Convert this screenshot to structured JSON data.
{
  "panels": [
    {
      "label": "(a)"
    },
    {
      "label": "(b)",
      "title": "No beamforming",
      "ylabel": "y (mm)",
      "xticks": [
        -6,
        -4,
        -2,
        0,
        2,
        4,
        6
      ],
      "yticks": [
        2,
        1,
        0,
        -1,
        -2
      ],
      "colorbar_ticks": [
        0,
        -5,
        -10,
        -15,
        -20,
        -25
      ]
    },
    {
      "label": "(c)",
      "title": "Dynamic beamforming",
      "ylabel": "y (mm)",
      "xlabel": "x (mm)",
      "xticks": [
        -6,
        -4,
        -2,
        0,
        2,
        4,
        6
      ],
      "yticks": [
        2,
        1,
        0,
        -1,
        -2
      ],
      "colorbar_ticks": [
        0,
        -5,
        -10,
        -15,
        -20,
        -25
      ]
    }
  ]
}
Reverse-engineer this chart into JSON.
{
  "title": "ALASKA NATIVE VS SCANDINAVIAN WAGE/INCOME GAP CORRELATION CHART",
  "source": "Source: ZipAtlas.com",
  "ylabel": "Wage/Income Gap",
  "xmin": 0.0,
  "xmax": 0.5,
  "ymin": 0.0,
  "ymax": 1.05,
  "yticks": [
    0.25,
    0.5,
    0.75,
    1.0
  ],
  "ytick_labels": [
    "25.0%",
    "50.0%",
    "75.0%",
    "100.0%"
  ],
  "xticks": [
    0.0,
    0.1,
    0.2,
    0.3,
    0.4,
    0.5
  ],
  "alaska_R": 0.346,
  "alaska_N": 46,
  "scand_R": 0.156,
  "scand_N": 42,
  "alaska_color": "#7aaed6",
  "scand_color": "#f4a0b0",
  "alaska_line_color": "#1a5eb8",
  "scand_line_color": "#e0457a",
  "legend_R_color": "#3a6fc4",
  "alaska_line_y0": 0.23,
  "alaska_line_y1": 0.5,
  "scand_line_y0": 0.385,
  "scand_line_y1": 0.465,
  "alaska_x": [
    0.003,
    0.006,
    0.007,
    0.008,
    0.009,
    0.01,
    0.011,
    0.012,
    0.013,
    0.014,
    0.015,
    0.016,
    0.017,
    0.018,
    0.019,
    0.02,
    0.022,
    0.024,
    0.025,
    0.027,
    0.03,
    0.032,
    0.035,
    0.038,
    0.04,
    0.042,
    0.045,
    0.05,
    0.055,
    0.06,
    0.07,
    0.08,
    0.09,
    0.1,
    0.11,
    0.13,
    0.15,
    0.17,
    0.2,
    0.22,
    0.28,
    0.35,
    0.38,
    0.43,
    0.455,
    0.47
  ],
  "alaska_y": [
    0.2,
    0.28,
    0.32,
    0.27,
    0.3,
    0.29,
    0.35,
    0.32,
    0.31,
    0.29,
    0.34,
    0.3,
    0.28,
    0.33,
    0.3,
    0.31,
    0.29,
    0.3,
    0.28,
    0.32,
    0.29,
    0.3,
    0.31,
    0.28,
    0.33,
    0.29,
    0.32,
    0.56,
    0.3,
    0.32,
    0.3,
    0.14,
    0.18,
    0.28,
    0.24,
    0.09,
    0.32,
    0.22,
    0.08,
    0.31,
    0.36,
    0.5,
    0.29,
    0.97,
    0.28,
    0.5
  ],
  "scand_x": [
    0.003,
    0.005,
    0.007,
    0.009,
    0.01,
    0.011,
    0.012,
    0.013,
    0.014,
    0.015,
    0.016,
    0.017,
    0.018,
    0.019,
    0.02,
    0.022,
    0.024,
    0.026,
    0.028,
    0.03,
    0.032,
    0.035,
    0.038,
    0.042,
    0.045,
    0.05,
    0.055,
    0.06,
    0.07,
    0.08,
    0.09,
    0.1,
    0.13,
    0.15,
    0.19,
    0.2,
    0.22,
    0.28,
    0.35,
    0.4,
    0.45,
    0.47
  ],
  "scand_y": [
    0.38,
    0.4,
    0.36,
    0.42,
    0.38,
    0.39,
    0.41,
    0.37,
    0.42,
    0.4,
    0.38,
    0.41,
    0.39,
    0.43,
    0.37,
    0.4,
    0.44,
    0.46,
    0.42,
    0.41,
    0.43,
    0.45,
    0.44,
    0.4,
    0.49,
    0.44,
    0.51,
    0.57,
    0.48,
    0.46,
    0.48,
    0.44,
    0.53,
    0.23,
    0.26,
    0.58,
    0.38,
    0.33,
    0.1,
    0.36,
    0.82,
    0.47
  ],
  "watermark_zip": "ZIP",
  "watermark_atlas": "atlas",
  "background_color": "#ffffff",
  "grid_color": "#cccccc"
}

++++++++++++++++++++

▶ EXERCISE TASK
Print all of the entries exactly as they appear.

▶ EXERCISE RESULT
Convert this screenshot to structured JSON data.
{
  "panels": [
    {
      "label": "(a)"
    },
    {
      "label": "(b)",
      "title": "No beamforming",
      "ylabel": "y (mm)",
      "xticks": [
        -6,
        -4,
        -2,
        0,
        2,
        4,
        6
      ],
      "yticks": [
        2,
        1,
        0,
        -1,
        -2
      ],
      "colorbar_ticks": [
        0,
        -5,
        -10,
        -15,
        -20,
        -25
      ]
    },
    {
      "label": "(c)",
      "title": "Dynamic beamforming",
      "ylabel": "y (mm)",
      "xlabel": "x (mm)",
      "xticks": [
        -6,
        -4,
        -2,
        0,
        2,
        4,
        6
      ],
      "yticks": [
        2,
        1,
        0,
        -1,
        -2
      ],
      "colorbar_ticks": [
        0,
        -5,
        -10,
        -15,
        -20,
        -25
      ]
    }
  ]
}
Reverse-engineer this chart into JSON.
{
  "title": "ALASKA NATIVE VS SCANDINAVIAN WAGE/INCOME GAP CORRELATION CHART",
  "source": "Source: ZipAtlas.com",
  "ylabel": "Wage/Income Gap",
  "xmin": 0.0,
  "xmax": 0.5,
  "ymin": 0.0,
  "ymax": 1.05,
  "yticks": [
    0.25,
    0.5,
    0.75,
    1.0
  ],
  "ytick_labels": [
    "25.0%",
    "50.0%",
    "75.0%",
    "100.0%"
  ],
  "xticks": [
    0.0,
    0.1,
    0.2,
    0.3,
    0.4,
    0.5
  ],
  "alaska_R": 0.346,
  "alaska_N": 46,
  "scand_R": 0.156,
  "scand_N": 42,
  "alaska_color": "#7aaed6",
  "scand_color": "#f4a0b0",
  "alaska_line_color": "#1a5eb8",
  "scand_line_color": "#e0457a",
  "legend_R_color": "#3a6fc4",
  "alaska_line_y0": 0.23,
  "alaska_line_y1": 0.5,
  "scand_line_y0": 0.385,
  "scand_line_y1": 0.465,
  "alaska_x": [
    0.003,
    0.006,
    0.007,
    0.008,
    0.009,
    0.01,
    0.011,
    0.012,
    0.013,
    0.014,
    0.015,
    0.016,
    0.017,
    0.018,
    0.019,
    0.02,
    0.022,
    0.024,
    0.025,
    0.027,
    0.03,
    0.032,
    0.035,
    0.038,
    0.04,
    0.042,
    0.045,
    0.05,
    0.055,
    0.06,
    0.07,
    0.08,
    0.09,
    0.1,
    0.11,
    0.13,
    0.15,
    0.17,
    0.2,
    0.22,
    0.28,
    0.35,
    0.38,
    0.43,
    0.455,
    0.47
  ],
  "alaska_y": [
    0.2,
    0.28,
    0.32,
    0.27,
    0.3,
    0.29,
    0.35,
    0.32,
    0.31,
    0.29,
    0.34,
    0.3,
    0.28,
    0.33,
    0.3,
    0.31,
    0.29,
    0.3,
    0.28,
    0.32,
    0.29,
    0.3,
    0.31,
    0.28,
    0.33,
    0.29,
    0.32,
    0.56,
    0.3,
    0.32,
    0.3,
    0.14,
    0.18,
    0.28,
    0.24,
    0.09,
    0.32,
    0.22,
    0.08,
    0.31,
    0.36,
    0.5,
    0.29,
    0.97,
    0.28,
    0.5
  ],
  "scand_x": [
    0.003,
    0.005,
    0.007,
    0.009,
    0.01,
    0.011,
    0.012,
    0.013,
    0.014,
    0.015,
    0.016,
    0.017,
    0.018,
    0.019,
    0.02,
    0.022,
    0.024,
    0.026,
    0.028,
    0.03,
    0.032,
    0.035,
    0.038,
    0.042,
    0.045,
    0.05,
    0.055,
    0.06,
    0.07,
    0.08,
    0.09,
    0.1,
    0.13,
    0.15,
    0.19,
    0.2,
    0.22,
    0.28,
    0.35,
    0.4,
    0.45,
    0.47
  ],
  "scand_y": [
    0.38,
    0.4,
    0.36,
    0.42,
    0.38,
    0.39,
    0.41,
    0.37,
    0.42,
    0.4,
    0.38,
    0.41,
    0.39,
    0.43,
    0.37,
    0.4,
    0.44,
    0.46,
    0.42,
    0.41,
    0.43,
    0.45,
    0.44,
    0.4,
    0.49,
    0.44,
    0.51,
    0.57,
    0.48,
    0.46,
    0.48,
    0.44,
    0.53,
    0.23,
    0.26,
    0.58,
    0.38,
    0.33,
    0.1,
    0.36,
    0.82,
    0.47
  ],
  "watermark_zip": "ZIP",
  "watermark_atlas": "atlas",
  "background_color": "#ffffff",
  "grid_color": "#cccccc"
}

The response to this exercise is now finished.